[Resultsdb-users] Re: De-duplicating test results: 'scenarios'

Thursday, 2 March 2017

...
 > Let's even complicate it more. Sometimes it's the same
result
 > repeated again (e.g. new depcheck result with updated repo state),
 > but sometimes it's a different tool submitting the result for the
 > "same" test case. For example, I assume this is the reason why you
 > chose "compose.base_selinux" testcase name instead of
 > "compose.openqa.base_selinux". The idea is that several tools can
 > submit the result for the same test case, so openqa, autocloud or
 > even a manual tester can do it. I'm not currently sold on this idea
 > (sharing the testcase name instead of having
 > "compose.openqa.base_selinux", "compose.autocloud.base_selinux"
and
 > "compose.manual.base_selinux"), but that seems to be the current
 > state. So with this, it's even harder to recognize whether we've
 > received two results from openqa (the latter superseding the former),
 > or whether we received two results from two different tools (and
 > therefore we should consider both).

* Listed records
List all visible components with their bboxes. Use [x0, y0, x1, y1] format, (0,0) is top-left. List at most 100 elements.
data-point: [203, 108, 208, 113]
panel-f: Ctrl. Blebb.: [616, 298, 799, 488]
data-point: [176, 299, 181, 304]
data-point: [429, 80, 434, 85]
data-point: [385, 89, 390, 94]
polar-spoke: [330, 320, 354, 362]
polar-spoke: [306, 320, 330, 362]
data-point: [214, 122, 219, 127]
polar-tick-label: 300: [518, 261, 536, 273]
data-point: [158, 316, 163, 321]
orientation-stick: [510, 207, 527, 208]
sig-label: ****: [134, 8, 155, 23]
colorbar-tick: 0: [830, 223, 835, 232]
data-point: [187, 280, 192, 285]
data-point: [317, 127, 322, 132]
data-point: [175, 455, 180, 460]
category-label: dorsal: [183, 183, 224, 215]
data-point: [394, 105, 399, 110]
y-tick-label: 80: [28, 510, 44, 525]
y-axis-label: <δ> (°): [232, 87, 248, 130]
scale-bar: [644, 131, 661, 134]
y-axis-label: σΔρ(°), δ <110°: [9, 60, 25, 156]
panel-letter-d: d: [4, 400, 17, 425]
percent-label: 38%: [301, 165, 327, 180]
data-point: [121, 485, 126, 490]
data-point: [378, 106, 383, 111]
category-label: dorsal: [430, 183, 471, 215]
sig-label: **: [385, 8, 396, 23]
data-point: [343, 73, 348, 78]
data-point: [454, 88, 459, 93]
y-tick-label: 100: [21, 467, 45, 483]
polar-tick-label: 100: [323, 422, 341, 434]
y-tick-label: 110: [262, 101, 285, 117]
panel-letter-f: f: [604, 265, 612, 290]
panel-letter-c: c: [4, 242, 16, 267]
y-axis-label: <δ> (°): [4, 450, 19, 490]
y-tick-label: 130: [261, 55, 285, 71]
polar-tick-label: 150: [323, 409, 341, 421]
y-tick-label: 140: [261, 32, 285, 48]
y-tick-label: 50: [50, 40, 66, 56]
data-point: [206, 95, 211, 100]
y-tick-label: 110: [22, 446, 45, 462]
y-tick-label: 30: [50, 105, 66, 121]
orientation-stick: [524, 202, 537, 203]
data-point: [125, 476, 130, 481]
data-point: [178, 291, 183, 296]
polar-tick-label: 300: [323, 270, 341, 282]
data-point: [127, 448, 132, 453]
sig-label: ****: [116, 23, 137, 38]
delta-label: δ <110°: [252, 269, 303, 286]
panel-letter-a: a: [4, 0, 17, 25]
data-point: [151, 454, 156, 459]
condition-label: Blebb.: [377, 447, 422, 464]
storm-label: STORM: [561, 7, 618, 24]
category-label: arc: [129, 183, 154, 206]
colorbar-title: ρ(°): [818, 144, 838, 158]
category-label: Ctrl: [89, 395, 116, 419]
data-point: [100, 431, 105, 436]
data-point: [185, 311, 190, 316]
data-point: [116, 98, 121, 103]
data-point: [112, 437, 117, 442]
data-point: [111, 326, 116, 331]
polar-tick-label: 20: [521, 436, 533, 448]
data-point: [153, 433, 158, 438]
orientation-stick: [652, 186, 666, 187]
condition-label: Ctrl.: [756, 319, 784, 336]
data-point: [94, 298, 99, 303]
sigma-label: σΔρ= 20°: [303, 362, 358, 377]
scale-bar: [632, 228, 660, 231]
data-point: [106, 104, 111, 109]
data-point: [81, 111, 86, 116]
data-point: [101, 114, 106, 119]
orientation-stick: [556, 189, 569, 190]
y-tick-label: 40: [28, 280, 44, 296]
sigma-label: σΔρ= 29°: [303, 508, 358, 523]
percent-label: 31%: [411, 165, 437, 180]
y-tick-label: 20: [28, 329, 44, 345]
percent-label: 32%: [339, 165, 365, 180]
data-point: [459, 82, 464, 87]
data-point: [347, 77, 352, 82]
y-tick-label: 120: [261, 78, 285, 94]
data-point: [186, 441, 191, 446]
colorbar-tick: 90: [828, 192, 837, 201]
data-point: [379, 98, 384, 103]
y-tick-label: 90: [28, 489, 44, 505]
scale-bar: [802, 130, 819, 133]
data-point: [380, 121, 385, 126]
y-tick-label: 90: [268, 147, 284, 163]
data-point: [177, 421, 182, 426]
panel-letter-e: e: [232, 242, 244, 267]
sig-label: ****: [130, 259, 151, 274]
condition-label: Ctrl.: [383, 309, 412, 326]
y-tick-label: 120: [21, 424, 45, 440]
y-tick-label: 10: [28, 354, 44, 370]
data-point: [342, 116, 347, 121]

* Exercise instructions
1 > Give every test case name that the mailing-list post about de-duplicating test results mentions.
2 > Pick up the mailing-list post about de-duplicating test results right after its last sentence and keep writing.

* The answers
1 >
compose.base_selinux
compose.openqa.base_selinux
compose.autocloud.base_selinux
compose.manual.base_selinux

2 >
 Well, I wasn't really thinking about having multiple test systems
 running 'the same' test concurrently. I was only thinking about the
 possibility of moving tests between systems. base_selinux is a fairly
 good example, as it's a trivial test that isn't terribly tied to
 openQA: 'boot a freshly installed system and check SELinux is enabled'.
 We certainly might, at some point, move that test from openQA to some
 other system. I was envisaging that if we can say with a high degree of
 confidence that the new system is truly performing 'the same test', we
 could just 'transfer' the name rather than naming it differently. 
It seems to me that you're envisioning a system where we all work together, we have a
shared definition of test cases (so that base_selinux means the same, whatever tool it is
implemented in), and we all know what we're doing (using the conventions, being
up-to-date to latest test structure and extradata fields, etc). I'm envisioning a
total chaos and a mess :) , with *some* groups sharing the same conventions and
approaches, and other groups or people using the system in their own way.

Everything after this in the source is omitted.